··· DATASET EXTRACT

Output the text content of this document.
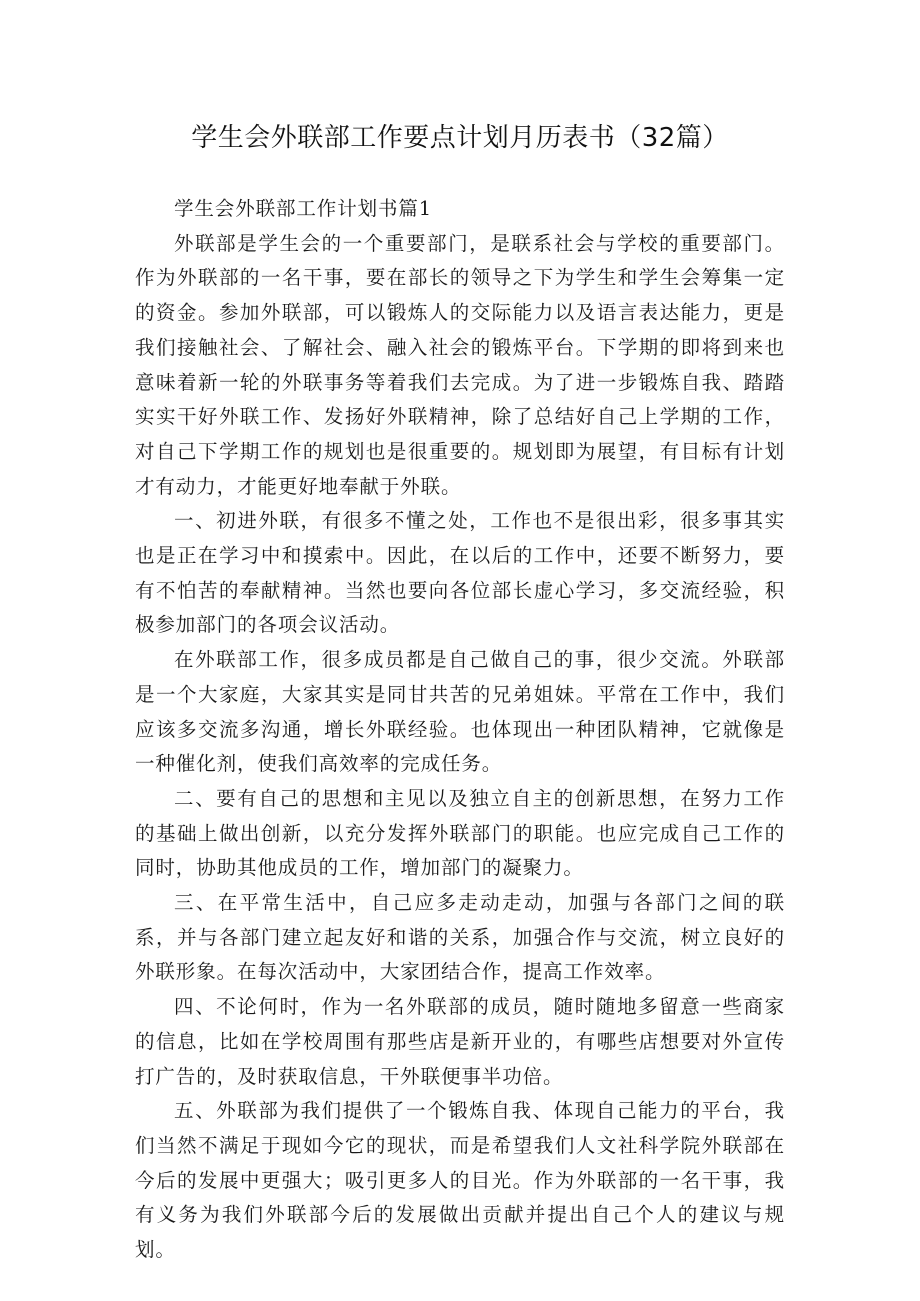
学生会外联部工作要点计划月历表书（32篇）

学生会外联部工作计划书篇1

外联部是学生会的一个重要部门，是联系社会与学校的重要部门。作为外联部的一名干事，要在部长的领导之下为学生和学生会筹集一定的资金。参加外联部，可以锻炼人的交际能力以及语言表达能力，更是我们接触社会、了解社会、融入社会的锻炼平台。下学期的即将到来也意味着新一轮的外联事务等着我们去完成。为了进一步锻炼自我、踏踏实实干好外联工作、发扬好外联精神，除了总结好自己上学期的工作，对自己下学期工作的规划也是很重要的。规划即为展望，有目标有计划才有动力，才能更好地奉献于外联。

一、初进外联，有很多不懂之处，工作也不是很出彩，很多事其实也是正在学习中和摸索中。因此，在以后的工作中，还要不断努力，要有不怕苦的奉献精神。当然也要向各位部长虚心学习，多交流经验，积极参加部门的各项会议活动。

在外联部工作，很多成员都是自己做自己的事，很少交流。外联部是一个大家庭，大家其实是同甘共苦的兄弟姐妹。平常在工作中，我们应该多交流多沟通，增长外联经验。也体现出一种团队精神，它就像是一种催化剂，使我们高效率的完成任务。

二、要有自己的思想和主见以及独立自主的创新思想，在努力工作的基础上做出创新，以充分发挥外联部门的职能。也应完成自己工作的同时，协助其他成员的工作，增加部门的凝聚力。

三、在平常生活中，自己应多走动走动，加强与各部门之间的联系，并与各部门建立起友好和谐的关系，加强合作与交流，树立良好的外联形象。在每次活动中，大家团结合作，提高工作效率。

四、不论何时，作为一名外联部的成员，随时随地多留意一些商家的信息，比如在学校周围有那些店是新开业的，有哪些店想要对外宣传打广告的，及时获取信息，干外联便事半功倍。

五、外联部为我们提供了一个锻炼自我、体现自己能力的平台，我们当然不满足于现如今它的现状，而是希望我们人文社科学院外联部在今后的发展中更强大；吸引更多人的目光。作为外联部的一名干事，我有义务为我们外联部今后的发展做出贡献并提出自己个人的建议与规划。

······

■ **WHAT TO WORK ON**:
Transcribe the whole listing, character for character, but not its images.

■ **PROBLEM SOLUTION**:
Output the text content of this document.
学生会外联部工作要点计划月历表书（32篇）

学生会外联部工作计划书篇1

外联部是学生会的一个重要部门，是联系社会与学校的重要部门。作为外联部的一名干事，要在部长的领导之下为学生和学生会筹集一定的资金。参加外联部，可以锻炼人的交际能力以及语言表达能力，更是我们接触社会、了解社会、融入社会的锻炼平台。下学期的即将到来也意味着新一轮的外联事务等着我们去完成。为了进一步锻炼自我、踏踏实实干好外联工作、发扬好外联精神，除了总结好自己上学期的工作，对自己下学期工作的规划也是很重要的。规划即为展望，有目标有计划才有动力，才能更好地奉献于外联。

一、初进外联，有很多不懂之处，工作也不是很出彩，很多事其实也是正在学习中和摸索中。因此，在以后的工作中，还要不断努力，要有不怕苦的奉献精神。当然也要向各位部长虚心学习，多交流经验，积极参加部门的各项会议活动。

在外联部工作，很多成员都是自己做自己的事，很少交流。外联部是一个大家庭，大家其实是同甘共苦的兄弟姐妹。平常在工作中，我们应该多交流多沟通，增长外联经验。也体现出一种团队精神，它就像是一种催化剂，使我们高效率的完成任务。

二、要有自己的思想和主见以及独立自主的创新思想，在努力工作的基础上做出创新，以充分发挥外联部门的职能。也应完成自己工作的同时，协助其他成员的工作，增加部门的凝聚力。

三、在平常生活中，自己应多走动走动，加强与各部门之间的联系，并与各部门建立起友好和谐的关系，加强合作与交流，树立良好的外联形象。在每次活动中，大家团结合作，提高工作效率。

四、不论何时，作为一名外联部的成员，随时随地多留意一些商家的信息，比如在学校周围有那些店是新开业的，有哪些店想要对外宣传打广告的，及时获取信息，干外联便事半功倍。

五、外联部为我们提供了一个锻炼自我、体现自己能力的平台，我们当然不满足于现如今它的现状，而是希望我们人文社科学院外联部在今后的发展中更强大；吸引更多人的目光。作为外联部的一名干事，我有义务为我们外联部今后的发展做出贡献并提出自己个人的建议与规划。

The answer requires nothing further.